Records contained in a dataset
-- START --

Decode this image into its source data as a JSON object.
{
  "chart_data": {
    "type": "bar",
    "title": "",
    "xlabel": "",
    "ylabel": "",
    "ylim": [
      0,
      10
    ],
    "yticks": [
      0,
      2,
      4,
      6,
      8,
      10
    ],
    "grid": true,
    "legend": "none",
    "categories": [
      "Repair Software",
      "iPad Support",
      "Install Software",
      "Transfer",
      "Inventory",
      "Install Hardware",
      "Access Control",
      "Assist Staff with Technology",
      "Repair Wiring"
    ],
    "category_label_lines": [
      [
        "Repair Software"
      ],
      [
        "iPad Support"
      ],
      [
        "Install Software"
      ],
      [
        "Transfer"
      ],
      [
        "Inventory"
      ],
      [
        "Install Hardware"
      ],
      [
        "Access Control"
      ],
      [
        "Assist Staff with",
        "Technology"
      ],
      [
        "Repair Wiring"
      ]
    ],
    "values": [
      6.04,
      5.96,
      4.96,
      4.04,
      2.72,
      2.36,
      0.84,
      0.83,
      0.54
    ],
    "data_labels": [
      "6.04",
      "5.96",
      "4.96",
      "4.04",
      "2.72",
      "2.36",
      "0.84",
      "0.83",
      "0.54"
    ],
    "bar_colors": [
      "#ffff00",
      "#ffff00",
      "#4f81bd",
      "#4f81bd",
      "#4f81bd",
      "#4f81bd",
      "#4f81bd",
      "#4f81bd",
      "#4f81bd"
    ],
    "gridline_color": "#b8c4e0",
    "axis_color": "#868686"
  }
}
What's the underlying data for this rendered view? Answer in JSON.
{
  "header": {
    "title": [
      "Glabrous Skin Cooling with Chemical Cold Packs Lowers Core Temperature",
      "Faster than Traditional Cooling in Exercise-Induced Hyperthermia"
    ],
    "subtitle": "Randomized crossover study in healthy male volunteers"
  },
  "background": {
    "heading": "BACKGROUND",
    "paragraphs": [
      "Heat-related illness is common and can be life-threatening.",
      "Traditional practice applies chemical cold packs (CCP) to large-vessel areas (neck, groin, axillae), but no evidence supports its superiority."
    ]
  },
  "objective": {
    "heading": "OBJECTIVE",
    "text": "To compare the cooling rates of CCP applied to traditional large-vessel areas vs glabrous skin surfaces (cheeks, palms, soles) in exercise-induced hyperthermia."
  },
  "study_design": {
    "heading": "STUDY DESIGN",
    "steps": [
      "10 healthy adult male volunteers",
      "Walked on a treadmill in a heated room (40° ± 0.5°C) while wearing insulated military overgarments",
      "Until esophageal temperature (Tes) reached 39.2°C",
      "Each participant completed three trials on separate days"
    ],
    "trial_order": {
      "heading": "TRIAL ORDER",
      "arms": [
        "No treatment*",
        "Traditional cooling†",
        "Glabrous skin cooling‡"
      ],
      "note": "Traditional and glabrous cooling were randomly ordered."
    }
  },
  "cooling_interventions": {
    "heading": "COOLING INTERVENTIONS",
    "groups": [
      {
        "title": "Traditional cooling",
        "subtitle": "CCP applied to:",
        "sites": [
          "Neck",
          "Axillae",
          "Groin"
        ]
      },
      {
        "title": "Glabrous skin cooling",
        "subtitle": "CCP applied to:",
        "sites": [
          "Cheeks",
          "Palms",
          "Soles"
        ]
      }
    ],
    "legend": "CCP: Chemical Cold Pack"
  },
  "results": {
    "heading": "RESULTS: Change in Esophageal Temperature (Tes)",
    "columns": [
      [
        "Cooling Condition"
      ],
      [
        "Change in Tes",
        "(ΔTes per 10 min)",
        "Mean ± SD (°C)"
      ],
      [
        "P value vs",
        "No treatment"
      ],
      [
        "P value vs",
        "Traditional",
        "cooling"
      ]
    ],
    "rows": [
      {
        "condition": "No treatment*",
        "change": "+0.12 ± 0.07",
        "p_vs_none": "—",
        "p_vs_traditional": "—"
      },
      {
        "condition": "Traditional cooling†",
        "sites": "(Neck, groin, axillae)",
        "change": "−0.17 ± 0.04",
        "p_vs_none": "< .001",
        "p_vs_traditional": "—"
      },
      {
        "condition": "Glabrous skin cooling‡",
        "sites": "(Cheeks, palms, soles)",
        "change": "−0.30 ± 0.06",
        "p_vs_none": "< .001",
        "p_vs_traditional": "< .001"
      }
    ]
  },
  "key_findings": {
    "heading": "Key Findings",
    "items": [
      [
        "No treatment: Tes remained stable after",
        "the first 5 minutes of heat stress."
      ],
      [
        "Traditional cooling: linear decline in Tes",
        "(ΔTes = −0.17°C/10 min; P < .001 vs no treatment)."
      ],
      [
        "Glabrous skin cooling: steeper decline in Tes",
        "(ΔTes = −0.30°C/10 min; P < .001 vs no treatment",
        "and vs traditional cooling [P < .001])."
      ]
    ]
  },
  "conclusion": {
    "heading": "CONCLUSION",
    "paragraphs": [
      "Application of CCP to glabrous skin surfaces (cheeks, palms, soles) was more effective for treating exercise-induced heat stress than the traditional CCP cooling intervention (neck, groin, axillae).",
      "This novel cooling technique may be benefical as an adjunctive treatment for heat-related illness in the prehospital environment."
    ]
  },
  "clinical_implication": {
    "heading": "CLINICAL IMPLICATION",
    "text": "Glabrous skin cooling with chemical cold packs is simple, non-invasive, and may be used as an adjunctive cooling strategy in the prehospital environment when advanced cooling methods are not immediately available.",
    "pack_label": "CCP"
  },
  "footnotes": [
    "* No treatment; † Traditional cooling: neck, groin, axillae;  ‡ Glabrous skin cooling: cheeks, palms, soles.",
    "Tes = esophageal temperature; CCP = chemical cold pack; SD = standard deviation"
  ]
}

-- END --

* [Written problem] Pick out the lines containing the string "large" and show them.

* [Final answer]
      "Traditional practice applies chemical cold packs (CCP) to large-vessel areas (neck, groin, axillae), but no evidence supports its superiority."
    "text": "To compare the cooling rates of CCP applied to traditional large-vessel areas vs glabrous skin surfaces (cheeks, palms, soles) in exercise-induced hyperthermia."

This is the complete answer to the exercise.